ENTRIES SHOWN.

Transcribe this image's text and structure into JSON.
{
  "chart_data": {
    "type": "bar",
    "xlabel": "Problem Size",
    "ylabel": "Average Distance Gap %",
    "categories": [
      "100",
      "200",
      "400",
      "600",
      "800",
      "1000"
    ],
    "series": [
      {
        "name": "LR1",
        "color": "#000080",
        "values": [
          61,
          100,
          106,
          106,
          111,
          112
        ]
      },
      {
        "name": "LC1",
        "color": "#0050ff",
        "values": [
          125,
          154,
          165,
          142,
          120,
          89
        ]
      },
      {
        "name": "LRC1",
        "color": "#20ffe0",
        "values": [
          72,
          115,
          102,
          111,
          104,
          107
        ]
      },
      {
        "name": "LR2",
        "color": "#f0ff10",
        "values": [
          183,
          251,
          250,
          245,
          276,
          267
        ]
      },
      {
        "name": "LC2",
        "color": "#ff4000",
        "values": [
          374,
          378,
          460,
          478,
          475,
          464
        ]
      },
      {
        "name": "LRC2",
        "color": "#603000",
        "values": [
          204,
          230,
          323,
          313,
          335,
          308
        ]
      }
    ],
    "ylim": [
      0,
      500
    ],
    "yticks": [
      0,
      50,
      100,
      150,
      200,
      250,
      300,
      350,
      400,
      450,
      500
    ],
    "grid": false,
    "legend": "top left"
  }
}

WRITTEN REQUEST.
Using the listing above, retype each line exactly.

RESPONSE FOR THIS EXERCISE.
Transcribe this image's text and structure into JSON.
{
  "chart_data": {
    "type": "bar",
    "xlabel": "Problem Size",
    "ylabel": "Average Distance Gap %",
    "categories": [
      "100",
      "200",
      "400",
      "600",
      "800",
      "1000"
    ],
    "series": [
      {
        "name": "LR1",
        "color": "#000080",
        "values": [
          61,
          100,
          106,
          106,
          111,
          112
        ]
      },
      {
        "name": "LC1",
        "color": "#0050ff",
        "values": [
          125,
          154,
          165,
          142,
          120,
          89
        ]
      },
      {
        "name": "LRC1",
        "color": "#20ffe0",
        "values": [
          72,
          115,
          102,
          111,
          104,
          107
        ]
      },
      {
        "name": "LR2",
        "color": "#f0ff10",
        "values": [
          183,
          251,
          250,
          245,
          276,
          267
        ]
      },
      {
        "name": "LC2",
        "color": "#ff4000",
        "values": [
          374,
          378,
          460,
          478,
          475,
          464
        ]
      },
      {
        "name": "LRC2",
        "color": "#603000",
        "values": [
          204,
          230,
          323,
          313,
          335,
          308
        ]
      }
    ],
    "ylim": [
      0,
      500
    ],
    "yticks": [
      0,
      50,
      100,
      150,
      200,
      250,
      300,
      350,
      400,
      450,
      500
    ],
    "grid": false,
    "legend": "top left"
  }
}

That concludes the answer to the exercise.